Below is a listing; write it out exactly and drop any images from it.

Figure collection entries:
>> Begin

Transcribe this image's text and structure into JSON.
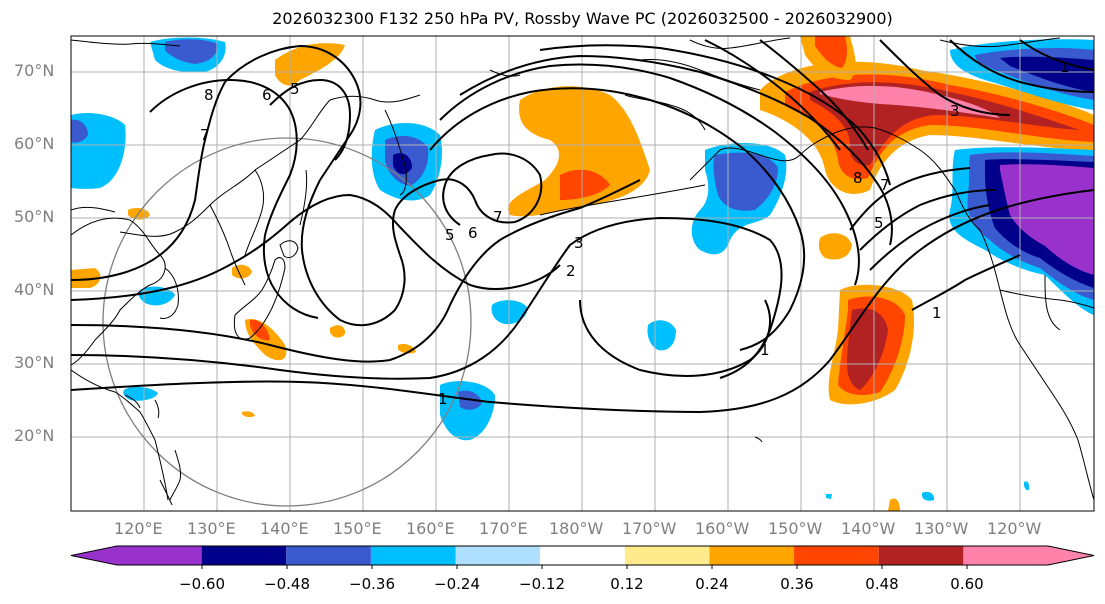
{
  "title": "2026032300 F132 250 hPa PV, Rossby Wave PC (2026032500 - 2026032900)",
  "lat_labels": [
    "70°N",
    "60°N",
    "50°N",
    "40°N",
    "30°N",
    "20°N"
  ],
  "lon_labels": [
    "120°E",
    "130°E",
    "140°E",
    "150°E",
    "160°E",
    "170°E",
    "180°W",
    "170°W",
    "160°W",
    "150°W",
    "140°W",
    "130°W",
    "120°W"
  ],
  "colorbar": {
    "colors": [
      "#9932cc",
      "#00008b",
      "#3a5bd0",
      "#00bfff",
      "#b0e0ff",
      "#ffffff",
      "#ffeb8c",
      "#ffa500",
      "#ff4500",
      "#b22222",
      "#ff82ab"
    ],
    "tick_labels": [
      "−0.60",
      "−0.48",
      "−0.36",
      "−0.24",
      "−0.12",
      "0.12",
      "0.24",
      "0.36",
      "0.48",
      "0.60"
    ]
  },
  "contour_labels": [
    "8",
    "6",
    "5",
    "7",
    "5",
    "6",
    "7",
    "3",
    "2",
    "1",
    "1",
    "5",
    "7",
    "8",
    "3",
    "1",
    "1"
  ],
  "legend_colors": {
    "grid": "#b0b0b0",
    "contour": "#000000",
    "coast": "#000000"
  }
}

>> End

### [Written response]
Transcribe this image's text and structure into JSON.
{
  "title": "2026032300 F132 250 hPa PV, Rossby Wave PC (2026032500 - 2026032900)",
  "lat_labels": [
    "70°N",
    "60°N",
    "50°N",
    "40°N",
    "30°N",
    "20°N"
  ],
  "lon_labels": [
    "120°E",
    "130°E",
    "140°E",
    "150°E",
    "160°E",
    "170°E",
    "180°W",
    "170°W",
    "160°W",
    "150°W",
    "140°W",
    "130°W",
    "120°W"
  ],
  "colorbar": {
    "colors": [
      "#9932cc",
      "#00008b",
      "#3a5bd0",
      "#00bfff",
      "#b0e0ff",
      "#ffffff",
      "#ffeb8c",
      "#ffa500",
      "#ff4500",
      "#b22222",
      "#ff82ab"
    ],
    "tick_labels": [
      "−0.60",
      "−0.48",
      "−0.36",
      "−0.24",
      "−0.12",
      "0.12",
      "0.24",
      "0.36",
      "0.48",
      "0.60"
    ]
  },
  "contour_labels": [
    "8",
    "6",
    "5",
    "7",
    "5",
    "6",
    "7",
    "3",
    "2",
    "1",
    "1",
    "5",
    "7",
    "8",
    "3",
    "1",
    "1"
  ],
  "legend_colors": {
    "grid": "#b0b0b0",
    "contour": "#000000",
    "coast": "#000000"
  }
}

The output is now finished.